Supplied records →
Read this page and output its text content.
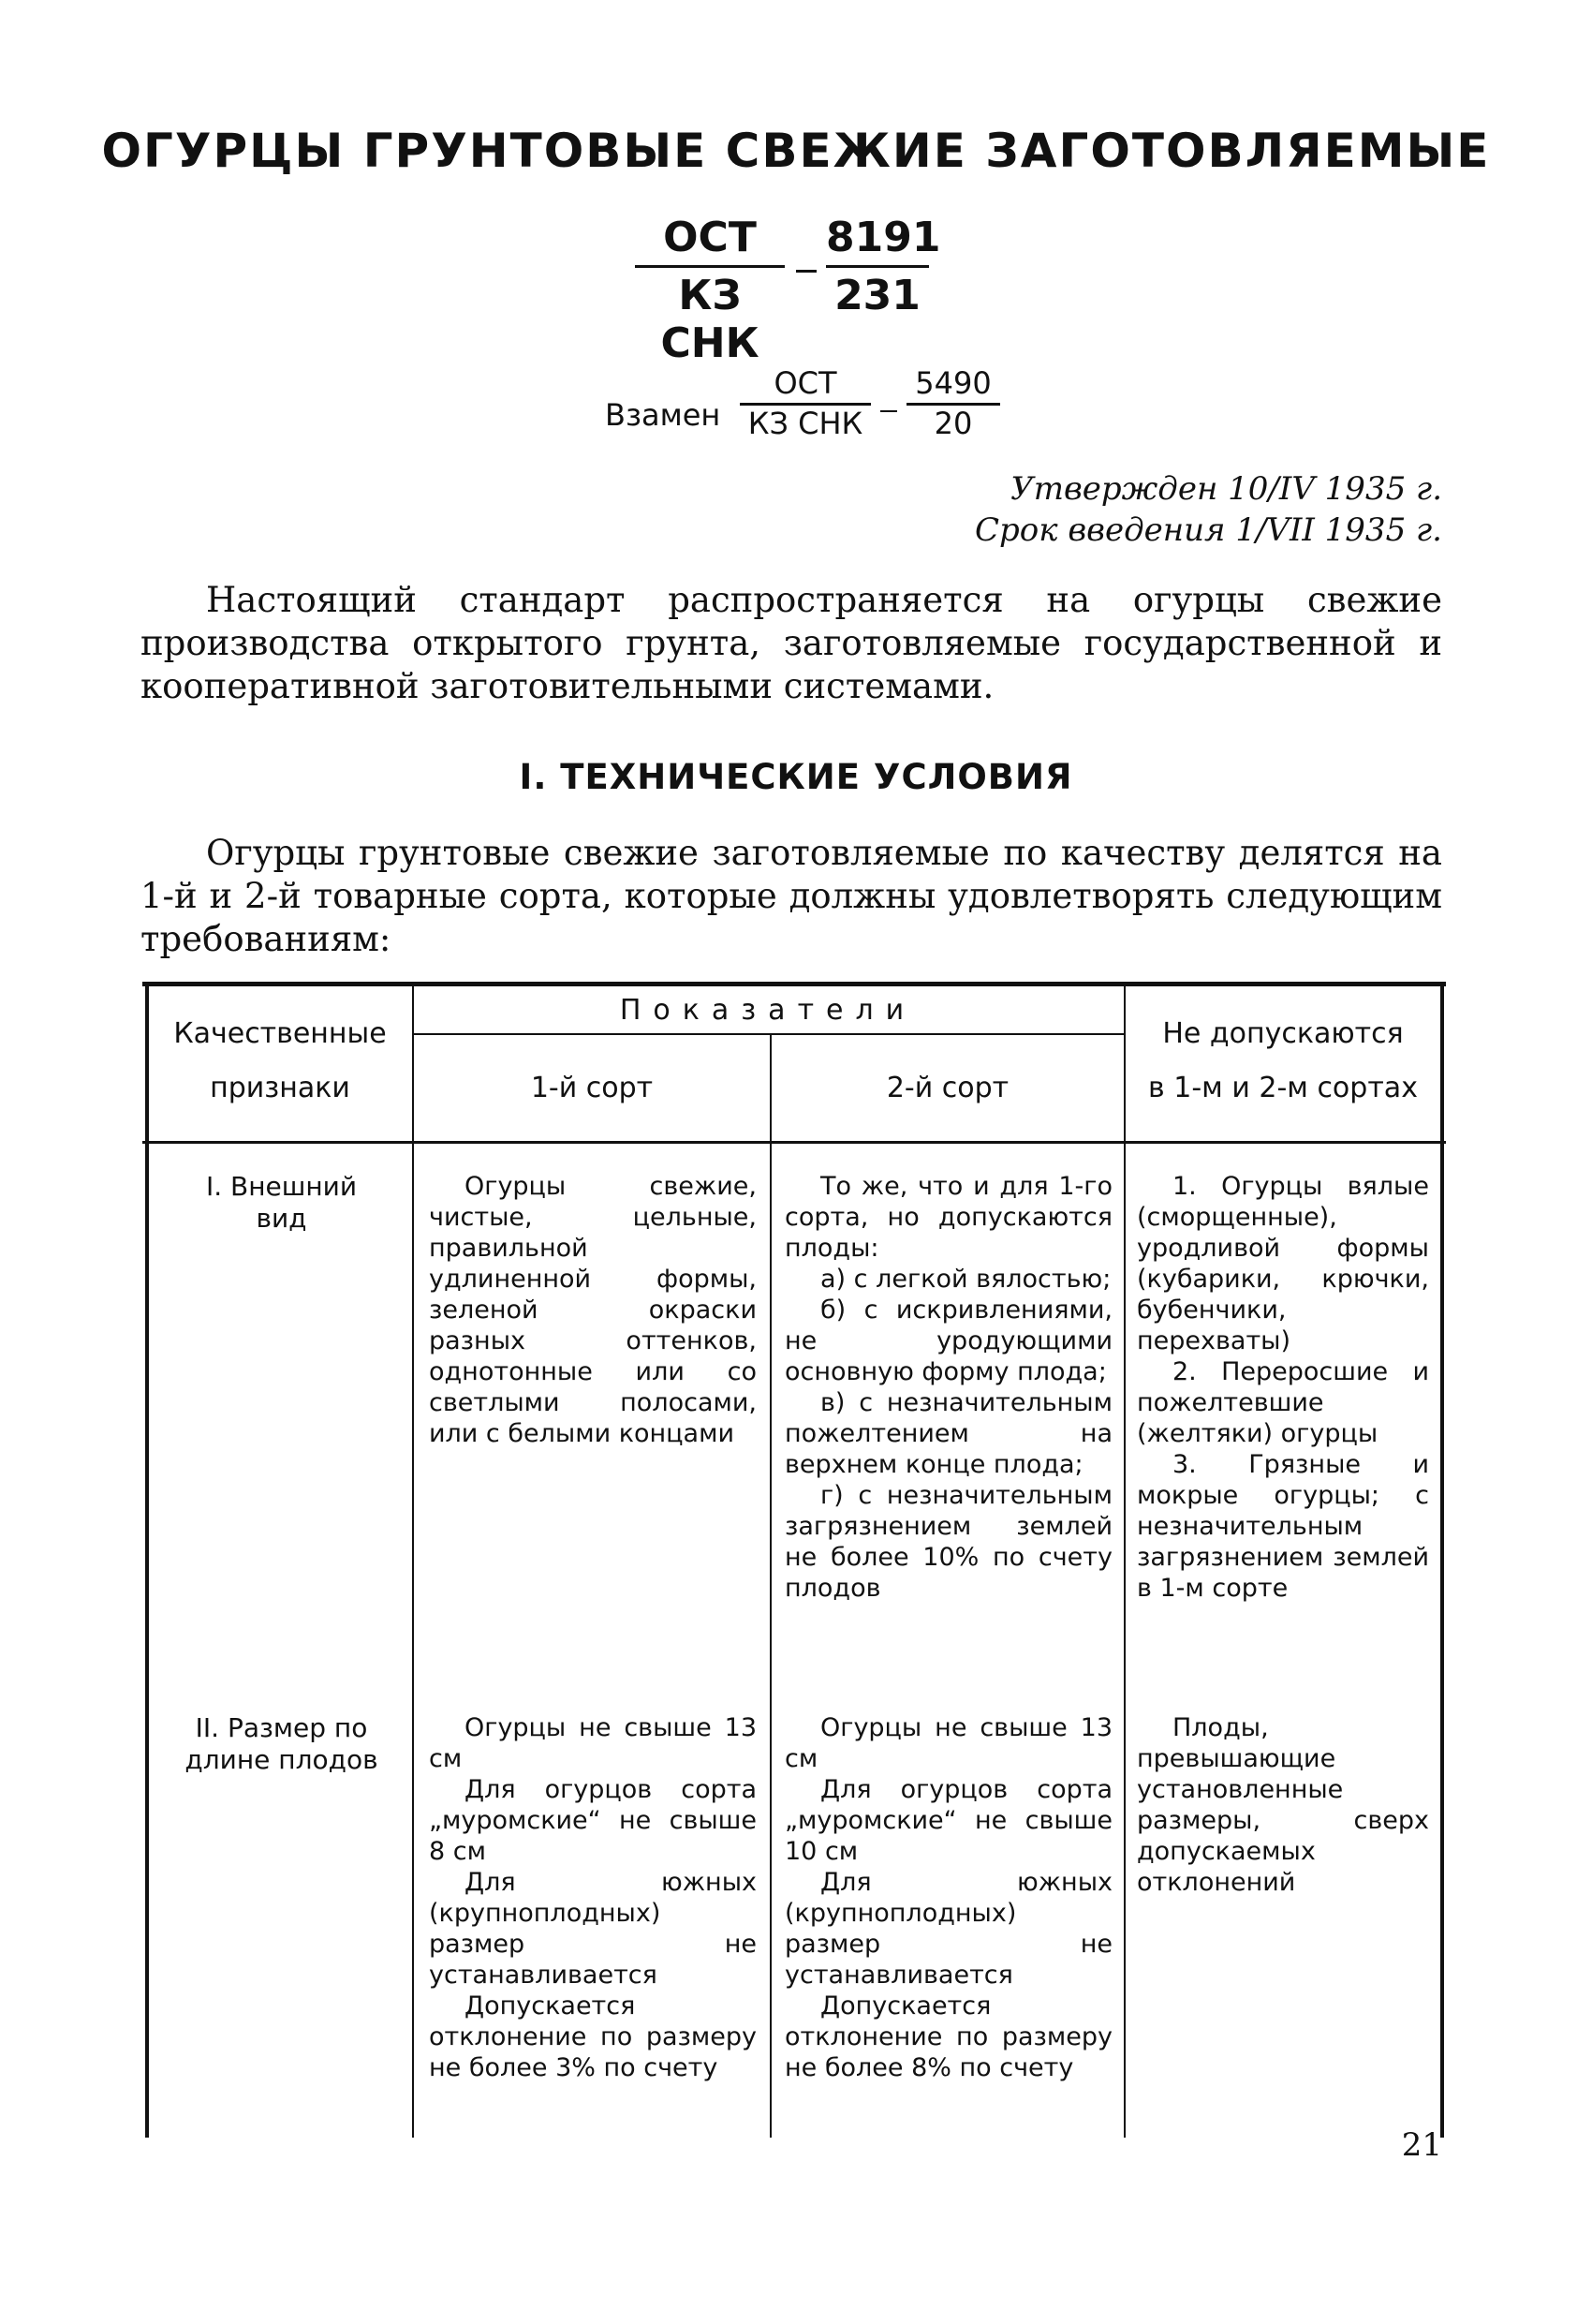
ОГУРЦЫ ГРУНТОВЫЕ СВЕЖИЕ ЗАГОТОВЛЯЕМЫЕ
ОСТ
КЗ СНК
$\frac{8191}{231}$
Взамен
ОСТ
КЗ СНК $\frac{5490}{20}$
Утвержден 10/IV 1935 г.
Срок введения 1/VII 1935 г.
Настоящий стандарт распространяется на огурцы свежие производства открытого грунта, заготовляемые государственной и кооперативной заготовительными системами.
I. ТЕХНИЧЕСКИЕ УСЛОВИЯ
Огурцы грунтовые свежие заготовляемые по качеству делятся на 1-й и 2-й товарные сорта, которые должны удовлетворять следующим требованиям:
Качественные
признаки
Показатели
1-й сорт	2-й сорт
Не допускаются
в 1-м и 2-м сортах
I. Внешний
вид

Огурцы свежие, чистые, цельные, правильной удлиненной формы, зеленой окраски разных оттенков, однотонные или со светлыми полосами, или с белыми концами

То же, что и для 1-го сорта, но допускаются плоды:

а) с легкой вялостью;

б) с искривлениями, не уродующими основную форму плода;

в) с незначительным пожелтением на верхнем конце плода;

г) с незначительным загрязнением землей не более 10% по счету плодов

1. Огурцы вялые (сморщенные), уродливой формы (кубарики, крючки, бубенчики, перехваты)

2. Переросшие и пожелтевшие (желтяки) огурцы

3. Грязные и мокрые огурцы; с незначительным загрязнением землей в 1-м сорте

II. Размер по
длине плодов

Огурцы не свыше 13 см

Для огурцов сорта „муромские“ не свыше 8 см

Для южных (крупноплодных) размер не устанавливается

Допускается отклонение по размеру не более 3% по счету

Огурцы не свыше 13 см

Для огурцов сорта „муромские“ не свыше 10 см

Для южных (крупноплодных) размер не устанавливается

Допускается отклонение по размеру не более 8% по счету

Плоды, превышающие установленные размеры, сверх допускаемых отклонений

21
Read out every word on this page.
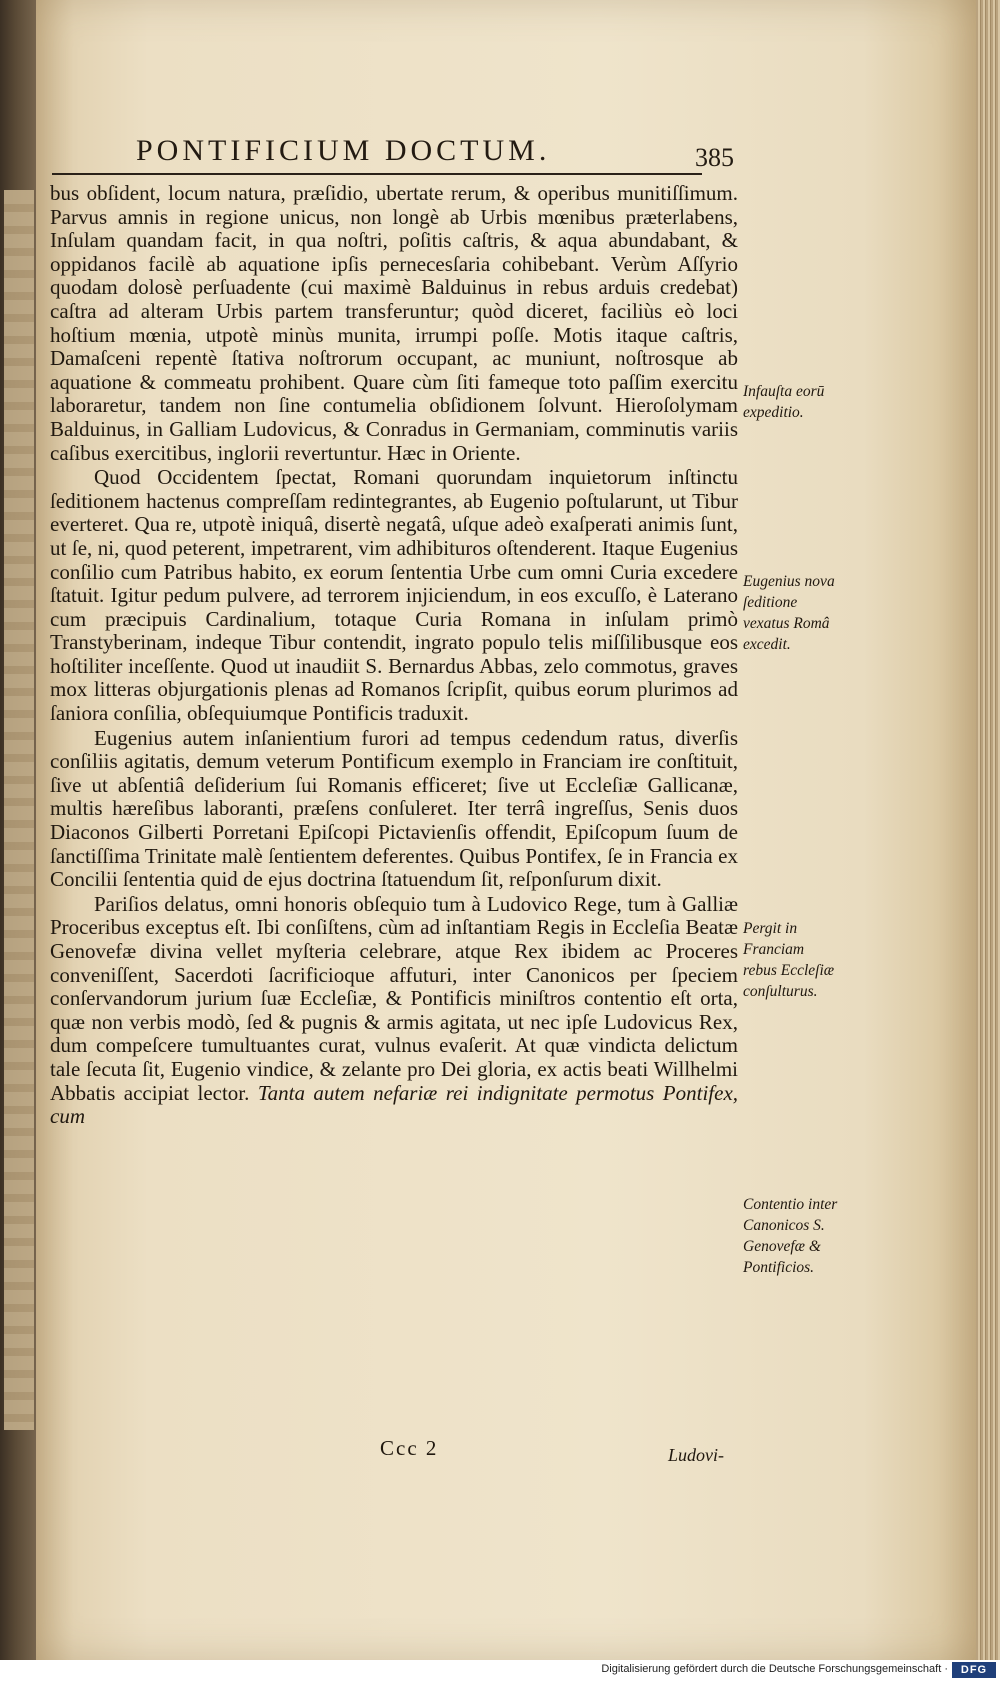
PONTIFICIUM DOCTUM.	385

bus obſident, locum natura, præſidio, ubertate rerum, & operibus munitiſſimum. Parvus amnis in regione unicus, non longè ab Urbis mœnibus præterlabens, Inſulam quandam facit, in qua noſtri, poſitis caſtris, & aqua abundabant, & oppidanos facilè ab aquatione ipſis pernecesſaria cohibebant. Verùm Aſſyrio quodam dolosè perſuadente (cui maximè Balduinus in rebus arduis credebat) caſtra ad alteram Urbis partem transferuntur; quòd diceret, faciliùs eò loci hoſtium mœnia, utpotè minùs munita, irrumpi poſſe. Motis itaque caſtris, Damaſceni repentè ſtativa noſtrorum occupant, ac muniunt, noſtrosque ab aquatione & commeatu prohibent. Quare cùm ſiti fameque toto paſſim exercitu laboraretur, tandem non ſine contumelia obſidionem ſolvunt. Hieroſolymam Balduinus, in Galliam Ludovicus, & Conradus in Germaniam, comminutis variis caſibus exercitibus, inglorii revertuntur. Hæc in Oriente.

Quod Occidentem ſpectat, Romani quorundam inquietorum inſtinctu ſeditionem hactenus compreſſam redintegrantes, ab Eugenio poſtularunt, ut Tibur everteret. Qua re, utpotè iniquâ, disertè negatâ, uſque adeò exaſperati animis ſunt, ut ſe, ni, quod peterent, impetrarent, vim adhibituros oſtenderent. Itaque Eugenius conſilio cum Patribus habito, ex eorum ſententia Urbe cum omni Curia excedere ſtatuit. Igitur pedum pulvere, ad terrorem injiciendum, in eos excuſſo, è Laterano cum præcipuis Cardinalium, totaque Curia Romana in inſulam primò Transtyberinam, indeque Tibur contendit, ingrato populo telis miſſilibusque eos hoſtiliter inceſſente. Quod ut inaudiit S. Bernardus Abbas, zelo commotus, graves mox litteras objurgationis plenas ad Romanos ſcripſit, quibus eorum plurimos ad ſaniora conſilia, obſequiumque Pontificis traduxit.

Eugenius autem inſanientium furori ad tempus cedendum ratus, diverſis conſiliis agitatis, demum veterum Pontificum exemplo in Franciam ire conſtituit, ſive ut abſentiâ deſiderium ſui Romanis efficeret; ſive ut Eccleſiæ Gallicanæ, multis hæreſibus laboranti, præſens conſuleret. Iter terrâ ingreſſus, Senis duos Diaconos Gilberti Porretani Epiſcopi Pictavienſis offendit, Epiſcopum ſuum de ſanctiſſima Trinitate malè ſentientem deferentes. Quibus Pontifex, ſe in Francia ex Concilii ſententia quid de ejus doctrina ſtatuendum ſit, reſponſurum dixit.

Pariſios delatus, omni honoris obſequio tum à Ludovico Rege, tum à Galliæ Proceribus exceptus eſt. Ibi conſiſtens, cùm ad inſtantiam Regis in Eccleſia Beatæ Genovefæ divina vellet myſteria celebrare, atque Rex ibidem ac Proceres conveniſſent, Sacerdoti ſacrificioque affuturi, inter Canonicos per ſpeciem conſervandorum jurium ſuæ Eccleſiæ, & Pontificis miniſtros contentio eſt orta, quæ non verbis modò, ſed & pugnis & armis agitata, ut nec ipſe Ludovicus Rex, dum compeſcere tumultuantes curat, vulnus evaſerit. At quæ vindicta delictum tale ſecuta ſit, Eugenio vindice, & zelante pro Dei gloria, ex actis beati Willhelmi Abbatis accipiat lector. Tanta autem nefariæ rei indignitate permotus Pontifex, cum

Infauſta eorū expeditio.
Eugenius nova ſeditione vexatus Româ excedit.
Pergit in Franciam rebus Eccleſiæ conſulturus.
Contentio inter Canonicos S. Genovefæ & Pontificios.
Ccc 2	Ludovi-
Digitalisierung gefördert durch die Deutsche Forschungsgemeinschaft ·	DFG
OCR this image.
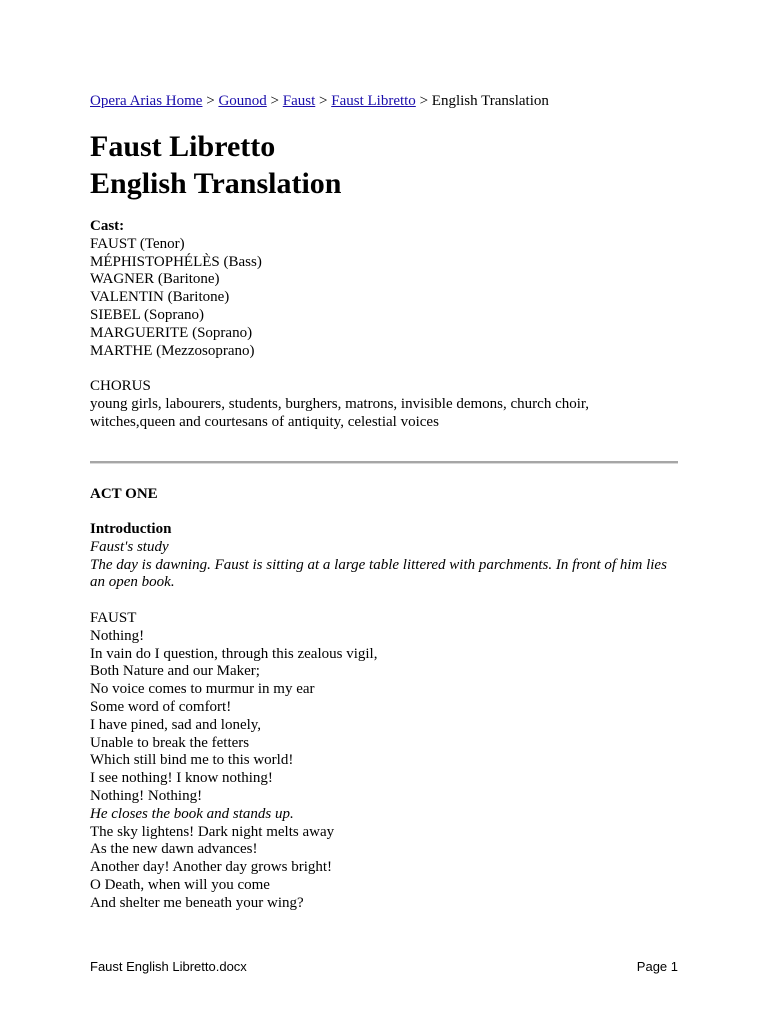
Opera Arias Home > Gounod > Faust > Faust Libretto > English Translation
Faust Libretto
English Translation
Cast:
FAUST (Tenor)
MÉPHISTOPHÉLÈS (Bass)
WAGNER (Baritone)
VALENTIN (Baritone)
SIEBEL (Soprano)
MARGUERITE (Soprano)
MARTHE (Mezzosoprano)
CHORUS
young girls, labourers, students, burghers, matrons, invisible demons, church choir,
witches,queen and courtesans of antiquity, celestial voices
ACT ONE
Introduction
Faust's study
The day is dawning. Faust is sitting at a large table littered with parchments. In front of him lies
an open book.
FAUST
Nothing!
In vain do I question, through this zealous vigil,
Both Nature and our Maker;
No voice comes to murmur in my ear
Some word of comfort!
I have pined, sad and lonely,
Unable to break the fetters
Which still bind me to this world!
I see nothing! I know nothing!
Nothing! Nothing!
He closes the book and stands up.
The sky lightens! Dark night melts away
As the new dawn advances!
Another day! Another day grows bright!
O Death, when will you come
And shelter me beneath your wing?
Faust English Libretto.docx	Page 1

Task to complete →
Examine the data above and state how many of its lines contain the word "свыше", with no further remarks.

Exercise answer →
4